== What is required ==
Copy every line of the data that contains the string "mazorcas".

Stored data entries
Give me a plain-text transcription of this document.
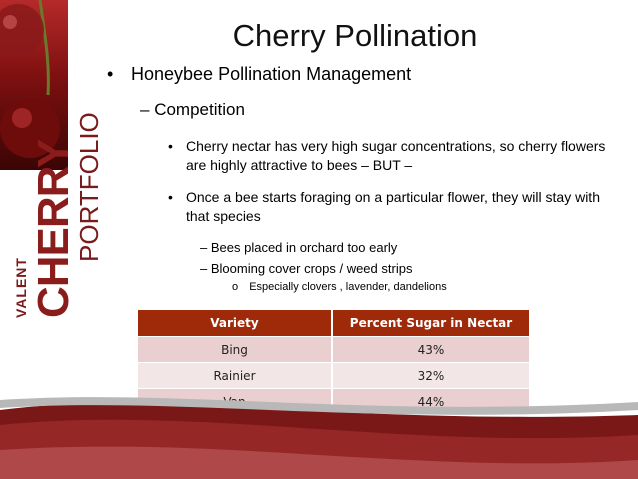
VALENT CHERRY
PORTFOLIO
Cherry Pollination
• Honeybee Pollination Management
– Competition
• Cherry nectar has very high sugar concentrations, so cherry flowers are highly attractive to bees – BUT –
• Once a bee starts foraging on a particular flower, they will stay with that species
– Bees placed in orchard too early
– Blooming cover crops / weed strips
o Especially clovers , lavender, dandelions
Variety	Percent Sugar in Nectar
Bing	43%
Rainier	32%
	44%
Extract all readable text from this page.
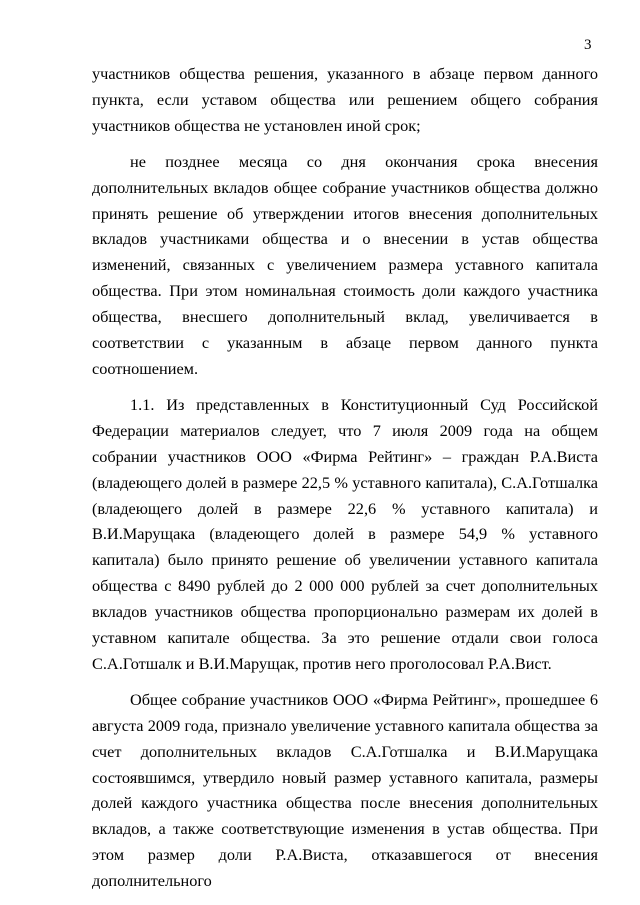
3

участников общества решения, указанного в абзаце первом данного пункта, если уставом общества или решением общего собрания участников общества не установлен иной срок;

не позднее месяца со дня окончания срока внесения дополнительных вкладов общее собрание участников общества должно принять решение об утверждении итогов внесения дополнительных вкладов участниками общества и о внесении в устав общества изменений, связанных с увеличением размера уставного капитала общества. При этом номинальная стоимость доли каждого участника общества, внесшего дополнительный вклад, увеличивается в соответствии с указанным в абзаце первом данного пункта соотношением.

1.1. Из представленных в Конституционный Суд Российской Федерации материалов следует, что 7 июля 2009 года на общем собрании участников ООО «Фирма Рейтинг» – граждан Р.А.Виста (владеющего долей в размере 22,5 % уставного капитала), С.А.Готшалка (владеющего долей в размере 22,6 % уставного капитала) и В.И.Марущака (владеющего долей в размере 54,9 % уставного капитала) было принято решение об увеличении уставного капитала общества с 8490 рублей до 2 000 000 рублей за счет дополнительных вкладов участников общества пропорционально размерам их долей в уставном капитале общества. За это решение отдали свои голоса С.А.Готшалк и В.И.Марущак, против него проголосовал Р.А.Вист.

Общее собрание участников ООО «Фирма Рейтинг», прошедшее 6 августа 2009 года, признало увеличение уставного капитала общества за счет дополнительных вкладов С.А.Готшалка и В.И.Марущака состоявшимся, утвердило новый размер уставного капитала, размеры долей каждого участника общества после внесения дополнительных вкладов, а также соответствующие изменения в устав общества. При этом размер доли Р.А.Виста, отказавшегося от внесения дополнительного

==

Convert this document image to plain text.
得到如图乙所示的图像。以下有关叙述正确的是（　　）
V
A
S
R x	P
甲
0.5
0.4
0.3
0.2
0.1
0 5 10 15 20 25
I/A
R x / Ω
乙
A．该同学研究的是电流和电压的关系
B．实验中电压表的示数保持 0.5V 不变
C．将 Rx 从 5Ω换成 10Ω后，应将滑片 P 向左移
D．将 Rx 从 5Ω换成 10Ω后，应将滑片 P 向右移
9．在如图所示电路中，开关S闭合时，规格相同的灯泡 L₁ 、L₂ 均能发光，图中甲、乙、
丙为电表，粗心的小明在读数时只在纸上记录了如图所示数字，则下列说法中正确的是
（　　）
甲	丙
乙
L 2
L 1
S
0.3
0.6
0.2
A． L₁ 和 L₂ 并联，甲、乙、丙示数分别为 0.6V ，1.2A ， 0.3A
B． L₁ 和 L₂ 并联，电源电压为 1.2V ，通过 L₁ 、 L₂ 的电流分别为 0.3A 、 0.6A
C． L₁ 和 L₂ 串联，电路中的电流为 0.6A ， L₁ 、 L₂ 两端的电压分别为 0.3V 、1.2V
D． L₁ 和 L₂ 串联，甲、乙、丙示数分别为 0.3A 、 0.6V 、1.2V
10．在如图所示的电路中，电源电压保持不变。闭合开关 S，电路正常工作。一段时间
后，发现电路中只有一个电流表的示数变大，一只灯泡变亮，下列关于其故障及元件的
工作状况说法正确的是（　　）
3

--

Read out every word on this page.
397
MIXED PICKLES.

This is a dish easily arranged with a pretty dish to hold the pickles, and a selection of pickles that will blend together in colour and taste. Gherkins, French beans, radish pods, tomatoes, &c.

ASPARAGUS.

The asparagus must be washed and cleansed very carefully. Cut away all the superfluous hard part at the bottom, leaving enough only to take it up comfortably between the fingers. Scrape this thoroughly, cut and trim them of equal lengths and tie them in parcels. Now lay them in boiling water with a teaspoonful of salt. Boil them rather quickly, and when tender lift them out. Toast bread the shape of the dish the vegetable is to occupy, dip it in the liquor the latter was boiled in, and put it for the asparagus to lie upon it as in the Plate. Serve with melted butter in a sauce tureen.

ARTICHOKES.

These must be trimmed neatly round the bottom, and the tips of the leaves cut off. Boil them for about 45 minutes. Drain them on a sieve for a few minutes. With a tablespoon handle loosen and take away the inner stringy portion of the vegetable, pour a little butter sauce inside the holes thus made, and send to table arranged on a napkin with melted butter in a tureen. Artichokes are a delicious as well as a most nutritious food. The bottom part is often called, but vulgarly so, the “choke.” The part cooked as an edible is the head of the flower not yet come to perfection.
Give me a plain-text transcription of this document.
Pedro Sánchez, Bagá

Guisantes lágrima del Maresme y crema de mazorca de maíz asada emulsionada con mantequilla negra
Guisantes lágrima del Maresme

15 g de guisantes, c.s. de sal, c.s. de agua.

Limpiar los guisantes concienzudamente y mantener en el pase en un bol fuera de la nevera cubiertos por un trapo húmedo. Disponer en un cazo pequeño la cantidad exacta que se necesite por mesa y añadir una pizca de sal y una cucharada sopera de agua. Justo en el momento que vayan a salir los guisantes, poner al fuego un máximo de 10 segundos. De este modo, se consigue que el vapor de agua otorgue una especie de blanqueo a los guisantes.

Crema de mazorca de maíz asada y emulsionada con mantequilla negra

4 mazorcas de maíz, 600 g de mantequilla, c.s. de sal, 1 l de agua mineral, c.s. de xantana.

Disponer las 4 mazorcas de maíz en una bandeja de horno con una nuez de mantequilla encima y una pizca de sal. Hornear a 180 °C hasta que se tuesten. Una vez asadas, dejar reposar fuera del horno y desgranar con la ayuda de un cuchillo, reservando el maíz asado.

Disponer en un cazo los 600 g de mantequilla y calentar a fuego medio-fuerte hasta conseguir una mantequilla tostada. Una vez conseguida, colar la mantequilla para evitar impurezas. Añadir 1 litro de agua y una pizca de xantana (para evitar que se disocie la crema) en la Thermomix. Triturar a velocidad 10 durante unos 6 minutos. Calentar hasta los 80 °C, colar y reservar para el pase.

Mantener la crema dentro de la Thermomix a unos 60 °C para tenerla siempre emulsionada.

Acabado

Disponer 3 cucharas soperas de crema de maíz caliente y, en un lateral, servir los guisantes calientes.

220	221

== Reply to the exercise ==
4 mazorcas de maíz, 600 g de mantequilla, c.s. de sal, 1 l de agua mineral, c.s. de xantana.
Disponer las 4 mazorcas de maíz en una bandeja de horno con una nuez de mantequilla encima y una pizca de sal. Hornear a 180 °C hasta que se tuesten. Una vez asadas, dejar reposar fuera del horno y desgranar con la ayuda de un cuchillo, reservando el maíz asado.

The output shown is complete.